◆ EXERCISE DESCRIPTION: Repeat the records word for word, excluding any picture.

+===+

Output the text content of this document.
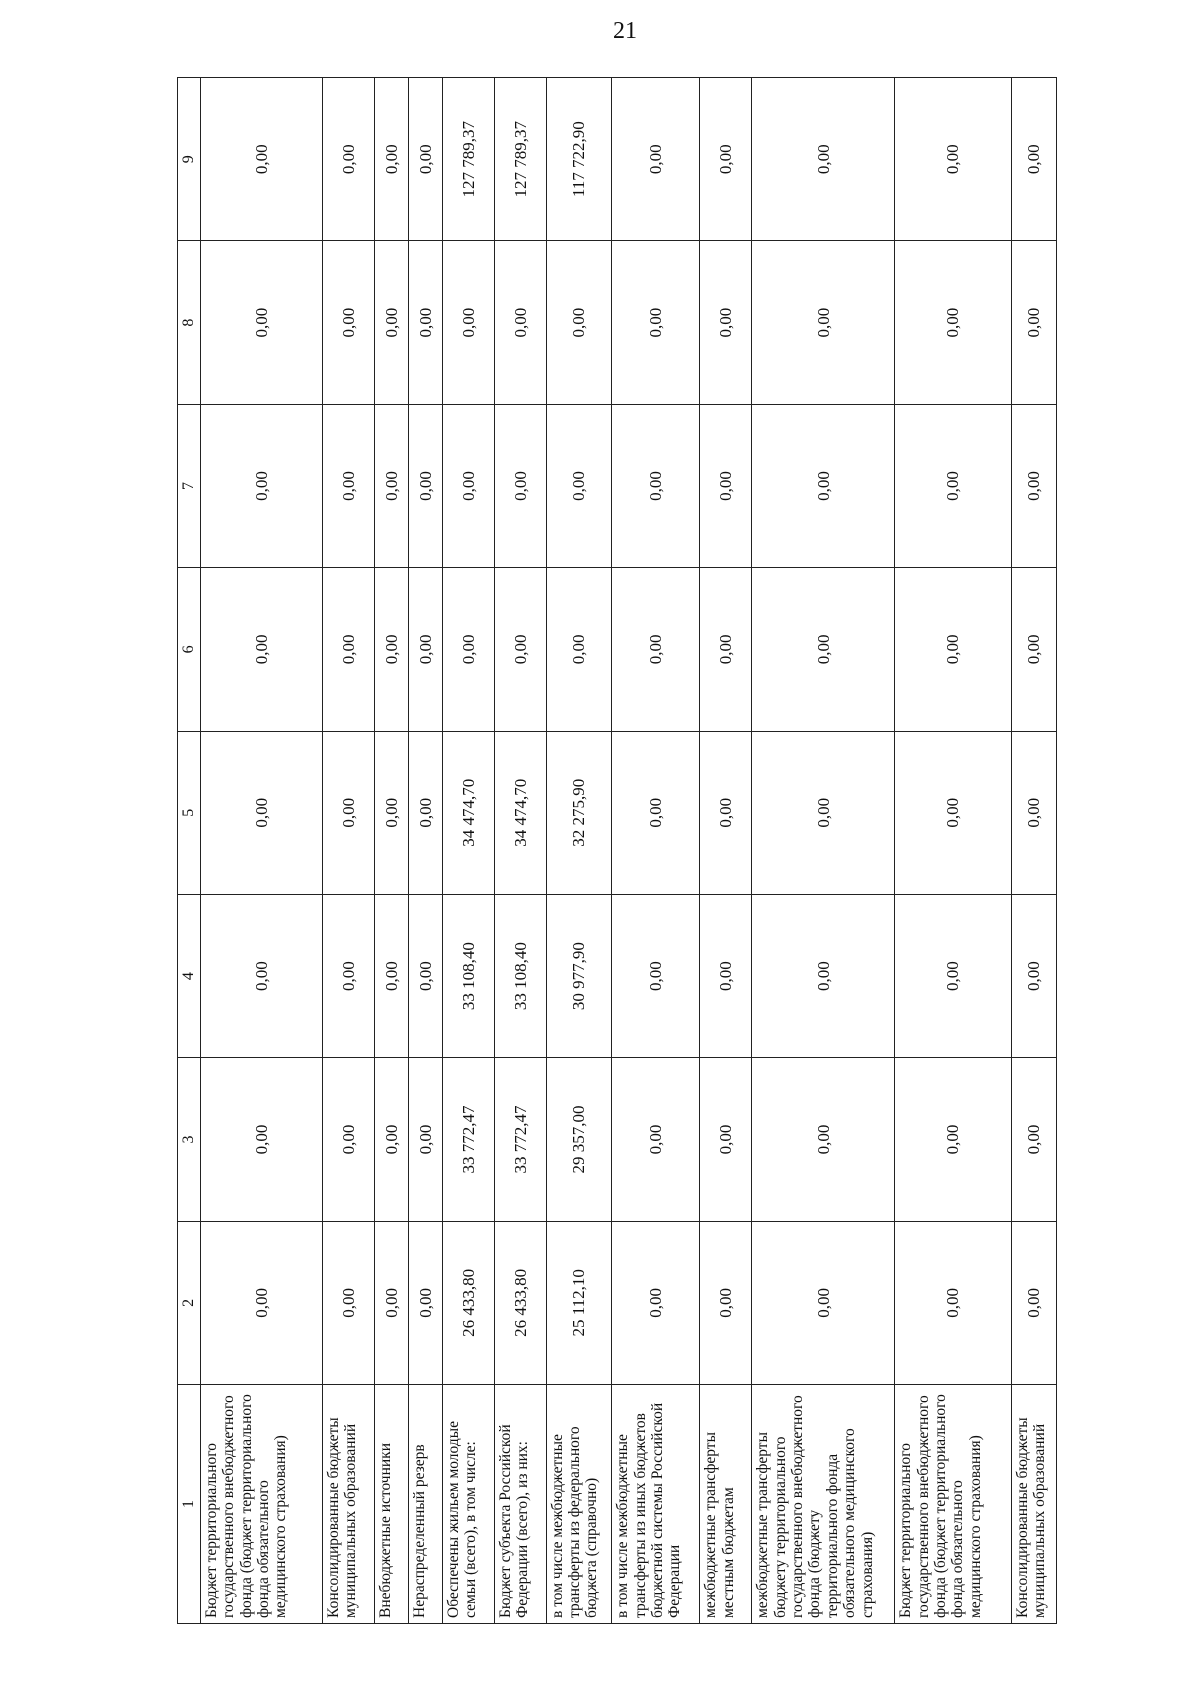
21
1	2	3	4	5	6	7	8	9
Бюджет территориального государственного внебюджетного фонда (бюджет территориального фонда обязательного медицинского страхования)	0,00	0,00	0,00	0,00	0,00	0,00	0,00	0,00
Консолидированные бюджеты муниципальных образований	0,00	0,00	0,00	0,00	0,00	0,00	0,00	0,00
Внебюджетные источники	0,00	0,00	0,00	0,00	0,00	0,00	0,00	0,00
Нераспределенный резерв	0,00	0,00	0,00	0,00	0,00	0,00	0,00	0,00
Обеспечены жильем молодые семьи (всего), в том числе:	26 433,80	33 772,47	33 108,40	34 474,70	0,00	0,00	0,00	127 789,37
Бюджет субъекта Российской Федерации (всего), из них:	26 433,80	33 772,47	33 108,40	34 474,70	0,00	0,00	0,00	127 789,37
в том числе межбюджетные трансферты из федерального бюджета (справочно)	25 112,10	29 357,00	30 977,90	32 275,90	0,00	0,00	0,00	117 722,90
в том числе межбюджетные трансферты из иных бюджетов бюджетной системы Российской Федерации	0,00	0,00	0,00	0,00	0,00	0,00	0,00	0,00
межбюджетные трансферты местным бюджетам	0,00	0,00	0,00	0,00	0,00	0,00	0,00	0,00
межбюджетные трансферты бюджету территориального государственного внебюджетного фонда (бюджету территориального фонда обязательного медицинского страхования)	0,00	0,00	0,00	0,00	0,00	0,00	0,00	0,00
Бюджет территориального государственного внебюджетного фонда (бюджет территориального фонда обязательного медицинского страхования)	0,00	0,00	0,00	0,00	0,00	0,00	0,00	0,00
Консолидированные бюджеты муниципальных образований	0,00	0,00	0,00	0,00	0,00	0,00	0,00	0,00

+===+

◆ WRITTEN REPLY:
Output the text content of this document.
21
1	2	3	4	5	6	7	8	9
Бюджет территориального государственного внебюджетного фонда (бюджет территориального фонда обязательного медицинского страхования)	0,00	0,00	0,00	0,00	0,00	0,00	0,00	0,00
Консолидированные бюджеты муниципальных образований	0,00	0,00	0,00	0,00	0,00	0,00	0,00	0,00
Внебюджетные источники	0,00	0,00	0,00	0,00	0,00	0,00	0,00	0,00
Нераспределенный резерв	0,00	0,00	0,00	0,00	0,00	0,00	0,00	0,00
Обеспечены жильем молодые семьи (всего), в том числе:	26 433,80	33 772,47	33 108,40	34 474,70	0,00	0,00	0,00	127 789,37
Бюджет субъекта Российской Федерации (всего), из них:	26 433,80	33 772,47	33 108,40	34 474,70	0,00	0,00	0,00	127 789,37
в том числе межбюджетные трансферты из федерального бюджета (справочно)	25 112,10	29 357,00	30 977,90	32 275,90	0,00	0,00	0,00	117 722,90
в том числе межбюджетные трансферты из иных бюджетов бюджетной системы Российской Федерации	0,00	0,00	0,00	0,00	0,00	0,00	0,00	0,00
межбюджетные трансферты местным бюджетам	0,00	0,00	0,00	0,00	0,00	0,00	0,00	0,00
межбюджетные трансферты бюджету территориального государственного внебюджетного фонда (бюджету территориального фонда обязательного медицинского страхования)	0,00	0,00	0,00	0,00	0,00	0,00	0,00	0,00
Бюджет территориального государственного внебюджетного фонда (бюджет территориального фонда обязательного медицинского страхования)	0,00	0,00	0,00	0,00	0,00	0,00	0,00	0,00
Консолидированные бюджеты муниципальных образований	0,00	0,00	0,00	0,00	0,00	0,00	0,00	0,00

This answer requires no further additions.